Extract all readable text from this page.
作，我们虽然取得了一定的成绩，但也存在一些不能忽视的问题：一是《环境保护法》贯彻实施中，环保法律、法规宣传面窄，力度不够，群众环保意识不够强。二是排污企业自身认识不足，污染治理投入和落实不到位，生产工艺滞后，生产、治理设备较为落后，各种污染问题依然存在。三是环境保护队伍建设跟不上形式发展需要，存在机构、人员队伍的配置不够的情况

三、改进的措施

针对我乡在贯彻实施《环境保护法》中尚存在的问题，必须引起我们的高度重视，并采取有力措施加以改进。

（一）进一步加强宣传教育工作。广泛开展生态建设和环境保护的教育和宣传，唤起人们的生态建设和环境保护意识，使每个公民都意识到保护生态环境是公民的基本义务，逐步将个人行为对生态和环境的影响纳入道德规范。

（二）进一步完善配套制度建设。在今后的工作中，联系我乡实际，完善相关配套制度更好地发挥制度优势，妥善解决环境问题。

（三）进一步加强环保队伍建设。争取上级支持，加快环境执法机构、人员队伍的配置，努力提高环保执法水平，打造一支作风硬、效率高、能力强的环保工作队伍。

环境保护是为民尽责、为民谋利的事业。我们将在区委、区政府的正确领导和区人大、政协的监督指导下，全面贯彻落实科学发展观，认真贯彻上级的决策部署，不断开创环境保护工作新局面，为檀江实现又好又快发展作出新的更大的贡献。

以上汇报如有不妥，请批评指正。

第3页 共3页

◇ ◇ ◇ ◇ ◇ ◇ ◇

Everything in the listing above should be restated exactly.

Correct answer >>
Extract all readable text from this page.
作，我们虽然取得了一定的成绩，但也存在一些不能忽视的问题：一是《环境保护法》贯彻实施中，环保法律、法规宣传面窄，力度不够，群众环保意识不够强。二是排污企业自身认识不足，污染治理投入和落实不到位，生产工艺滞后，生产、治理设备较为落后，各种污染问题依然存在。三是环境保护队伍建设跟不上形式发展需要，存在机构、人员队伍的配置不够的情况

三、改进的措施

针对我乡在贯彻实施《环境保护法》中尚存在的问题，必须引起我们的高度重视，并采取有力措施加以改进。

（一）进一步加强宣传教育工作。广泛开展生态建设和环境保护的教育和宣传，唤起人们的生态建设和环境保护意识，使每个公民都意识到保护生态环境是公民的基本义务，逐步将个人行为对生态和环境的影响纳入道德规范。

（二）进一步完善配套制度建设。在今后的工作中，联系我乡实际，完善相关配套制度更好地发挥制度优势，妥善解决环境问题。

（三）进一步加强环保队伍建设。争取上级支持，加快环境执法机构、人员队伍的配置，努力提高环保执法水平，打造一支作风硬、效率高、能力强的环保工作队伍。

环境保护是为民尽责、为民谋利的事业。我们将在区委、区政府的正确领导和区人大、政协的监督指导下，全面贯彻落实科学发展观，认真贯彻上级的决策部署，不断开创环境保护工作新局面，为檀江实现又好又快发展作出新的更大的贡献。

以上汇报如有不妥，请批评指正。

第3页 共3页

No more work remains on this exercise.